(Entries taken from a collection)
------------------------------------------------
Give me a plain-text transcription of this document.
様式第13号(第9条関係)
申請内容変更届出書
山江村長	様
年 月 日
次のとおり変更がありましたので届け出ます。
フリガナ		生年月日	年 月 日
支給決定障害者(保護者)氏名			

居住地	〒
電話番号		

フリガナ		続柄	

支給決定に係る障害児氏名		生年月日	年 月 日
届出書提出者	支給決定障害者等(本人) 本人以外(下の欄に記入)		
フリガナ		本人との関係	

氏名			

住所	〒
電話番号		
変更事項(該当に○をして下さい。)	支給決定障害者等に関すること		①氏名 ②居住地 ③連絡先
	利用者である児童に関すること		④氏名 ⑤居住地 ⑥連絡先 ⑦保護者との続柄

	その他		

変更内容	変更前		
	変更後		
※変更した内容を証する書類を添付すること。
------------------------------------------------
Filter the data for the string "生年月日" and copy every line that has it.

▸ ANSWER BELOW
フリガナ		生年月日	年 月 日
支給決定に係る障害児氏名		生年月日	年 月 日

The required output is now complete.